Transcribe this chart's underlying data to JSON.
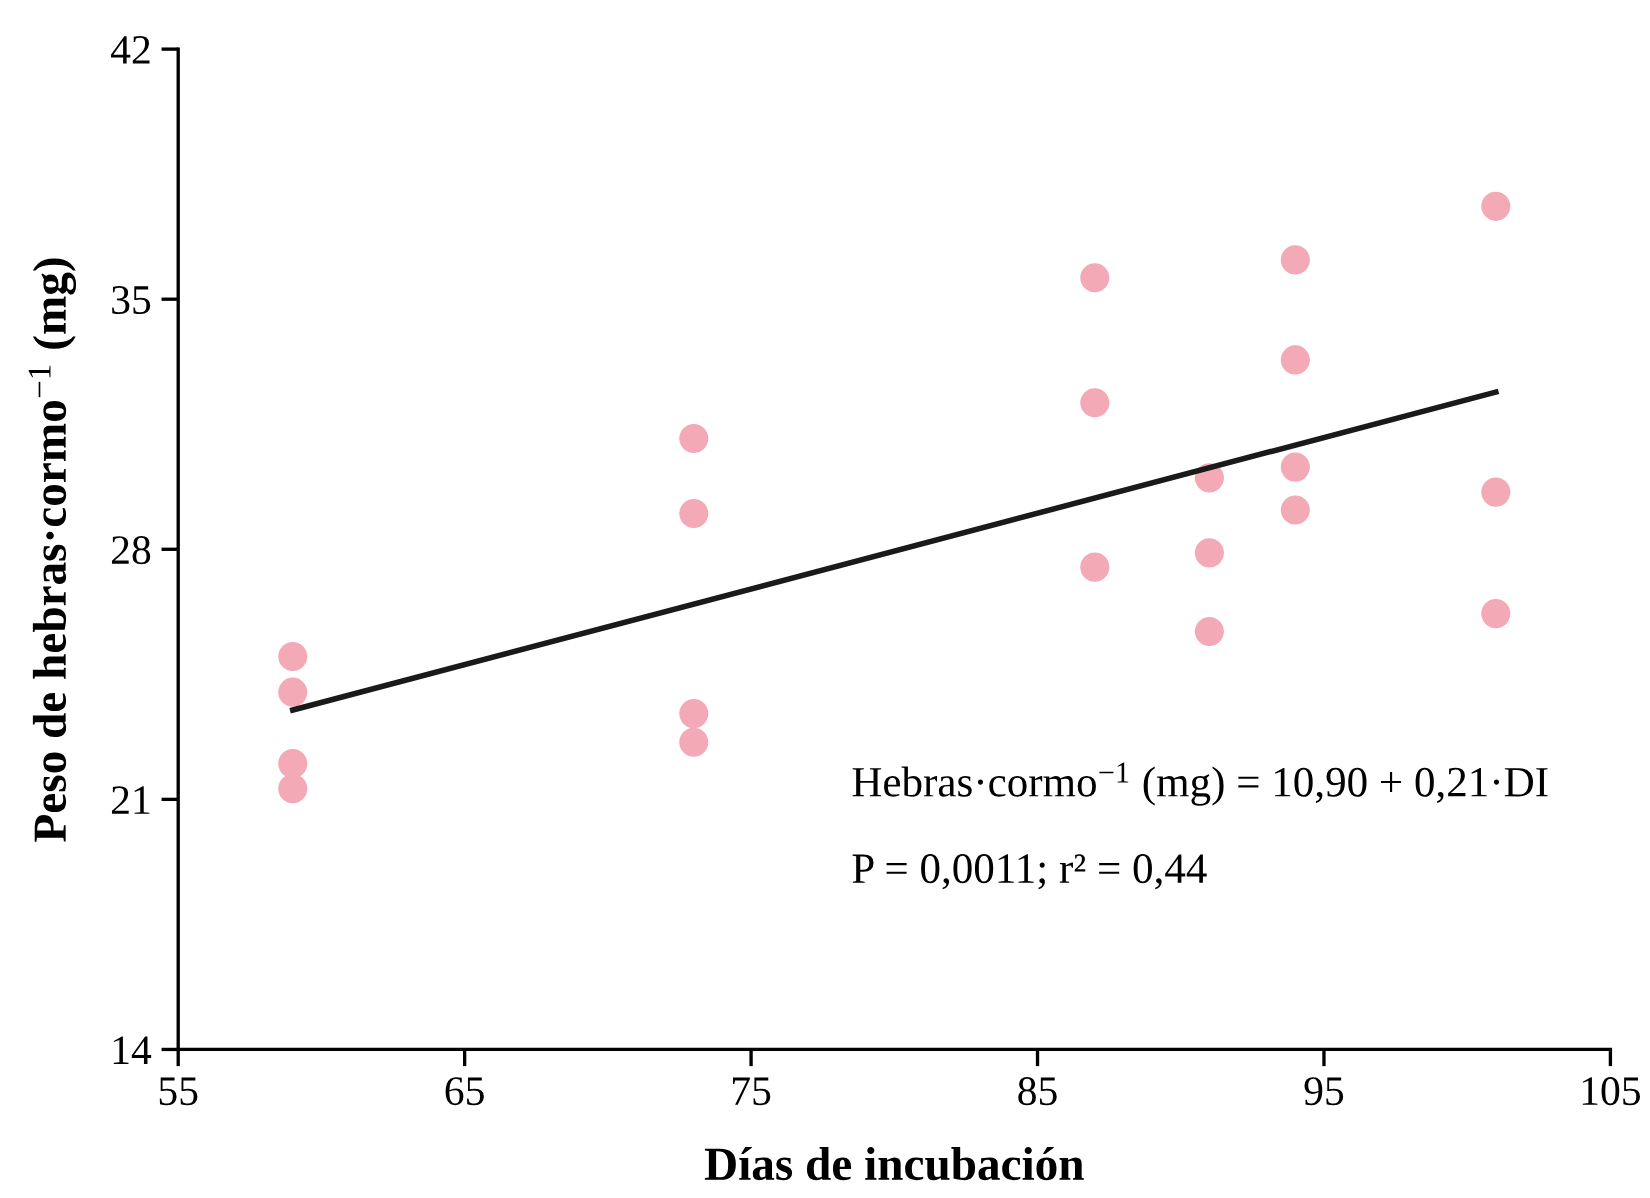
{
  "chart_data": {
    "type": "scatter",
    "xlabel": "Días de incubación",
    "ylabel": "Peso de hebras·cormo$^{−1}$ (mg)",
    "xlim": [
      55,
      105
    ],
    "xticks": [
      55,
      65,
      75,
      85,
      95,
      105
    ],
    "ylim": [
      14,
      42
    ],
    "yticks": [
      14,
      21,
      28,
      35,
      42
    ],
    "marker": "circle",
    "series": [
      {
        "color": "#f4a9b6",
        "x": [
          59,
          59,
          59,
          59,
          73,
          73,
          73,
          73,
          87,
          87,
          87,
          91,
          91,
          91,
          94,
          94,
          94,
          94,
          101,
          101,
          101
        ],
        "values": [
          25.0,
          24.0,
          22.0,
          21.3,
          31.1,
          29.0,
          23.4,
          22.6,
          35.6,
          32.1,
          27.5,
          30.0,
          27.9,
          25.7,
          36.1,
          33.3,
          30.3,
          29.1,
          37.6,
          29.6,
          26.2
        ]
      },
      {
        "type": "line",
        "color": "#1a1a1a",
        "marker": "none",
        "line_style": "solid",
        "x": [
          59,
          101
        ],
        "values": [
          23.5,
          32.4
        ]
      }
    ],
    "annotations": [
      "Hebras·cormo$^{−1}$ (mg) = 10,90 + 0,21·DI",
      "P = 0,0011; r² = 0,44"
    ]
  }
}
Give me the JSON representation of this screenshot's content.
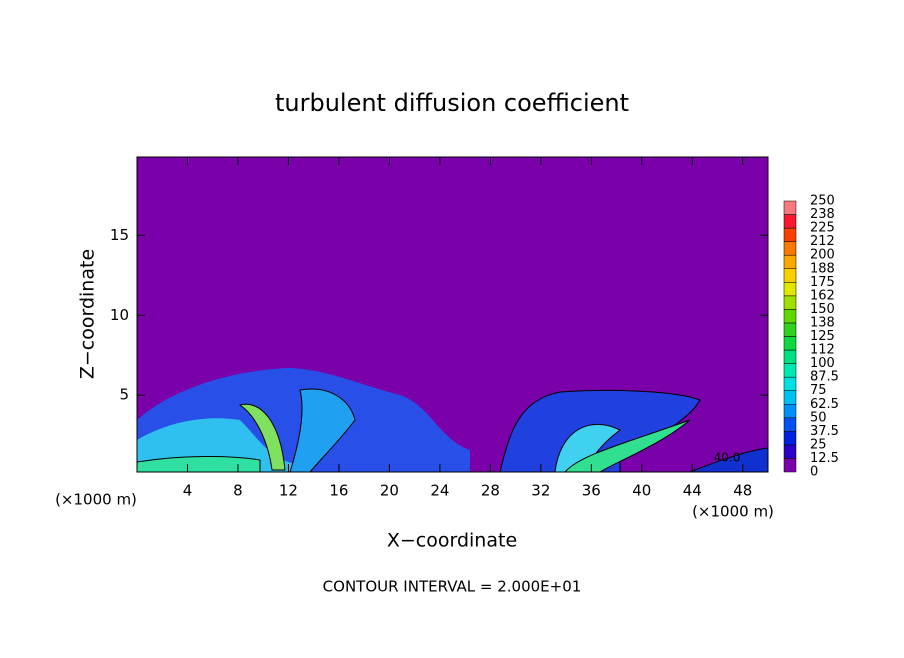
{
  "chart_data": {
    "type": "contour",
    "title": "turbulent diffusion coefficient",
    "x_label": "X−coordinate",
    "y_label": "Z−coordinate",
    "x_unit": "(×1000 m)",
    "y_unit": "(×1000 m)",
    "footer": "CONTOUR INTERVAL = 2.000E+01",
    "annotations": [
      "40.0"
    ],
    "xlim": [
      0,
      50
    ],
    "xticks": [
      4,
      8,
      12,
      16,
      20,
      24,
      28,
      32,
      36,
      40,
      44,
      48
    ],
    "ylim": [
      0.2,
      19.9
    ],
    "yticks": [
      5,
      10,
      15
    ],
    "background_color": "#7a00aa",
    "colorbar": {
      "ticks": [
        0,
        12.5,
        25,
        37.5,
        50,
        62.5,
        75,
        87.5,
        100,
        112,
        125,
        138,
        150,
        162,
        175,
        188,
        200,
        212,
        225,
        238,
        250
      ],
      "colors": [
        "#7a00aa",
        "#2a00c8",
        "#0020e0",
        "#0050f0",
        "#0090f8",
        "#00c0f0",
        "#00e0e0",
        "#00e8b0",
        "#00e080",
        "#10d840",
        "#30d020",
        "#60d800",
        "#a0e000",
        "#e0e800",
        "#f8d000",
        "#f8a800",
        "#f87800",
        "#f84000",
        "#f81830",
        "#f87880"
      ]
    }
  }
}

==================================================

| GIVEN INSTRUCTION |
The records above must be echoed exactly, minus their pictures.

| WRITTEN REPLY |
Transcribe this chart's underlying data to JSON.
{
  "chart_data": {
    "type": "scatter",
    "xlabel": "Días de incubación",
    "ylabel": "Peso de hebras·cormo$^{−1}$ (mg)",
    "xlim": [
      55,
      105
    ],
    "xticks": [
      55,
      65,
      75,
      85,
      95,
      105
    ],
    "ylim": [
      14,
      42
    ],
    "yticks": [
      14,
      21,
      28,
      35,
      42
    ],
    "marker": "circle",
    "series": [
      {
        "color": "#f4a9b6",
        "x": [
          59,
          59,
          59,
          59,
          73,
          73,
          73,
          73,
          87,
          87,
          87,
          91,
          91,
          91,
          94,
          94,
          94,
          94,
          101,
          101,
          101
        ],
        "values": [
          25.0,
          24.0,
          22.0,
          21.3,
          31.1,
          29.0,
          23.4,
          22.6,
          35.6,
          32.1,
          27.5,
          30.0,
          27.9,
          25.7,
          36.1,
          33.3,
          30.3,
          29.1,
          37.6,
          29.6,
          26.2
        ]
      },
      {
        "type": "line",
        "color": "#1a1a1a",
        "marker": "none",
        "line_style": "solid",
        "x": [
          59,
          101
        ],
        "values": [
          23.5,
          32.4
        ]
      }
    ],
    "annotations": [
      "Hebras·cormo$^{−1}$ (mg) = 10,90 + 0,21·DI",
      "P = 0,0011; r² = 0,44"
    ]
  }
}
Give me the JSON representation of this screenshot's content.
{
  "chart_data": {
    "type": "contour",
    "title": "turbulent diffusion coefficient",
    "x_label": "X−coordinate",
    "y_label": "Z−coordinate",
    "x_unit": "(×1000 m)",
    "y_unit": "(×1000 m)",
    "footer": "CONTOUR INTERVAL = 2.000E+01",
    "annotations": [
      "40.0"
    ],
    "xlim": [
      0,
      50
    ],
    "xticks": [
      4,
      8,
      12,
      16,
      20,
      24,
      28,
      32,
      36,
      40,
      44,
      48
    ],
    "ylim": [
      0.2,
      19.9
    ],
    "yticks": [
      5,
      10,
      15
    ],
    "background_color": "#7a00aa",
    "colorbar": {
      "ticks": [
        0,
        12.5,
        25,
        37.5,
        50,
        62.5,
        75,
        87.5,
        100,
        112,
        125,
        138,
        150,
        162,
        175,
        188,
        200,
        212,
        225,
        238,
        250
      ],
      "colors": [
        "#7a00aa",
        "#2a00c8",
        "#0020e0",
        "#0050f0",
        "#0090f8",
        "#00c0f0",
        "#00e0e0",
        "#00e8b0",
        "#00e080",
        "#10d840",
        "#30d020",
        "#60d800",
        "#a0e000",
        "#e0e800",
        "#f8d000",
        "#f8a800",
        "#f87800",
        "#f84000",
        "#f81830",
        "#f87880"
      ]
    }
  }
}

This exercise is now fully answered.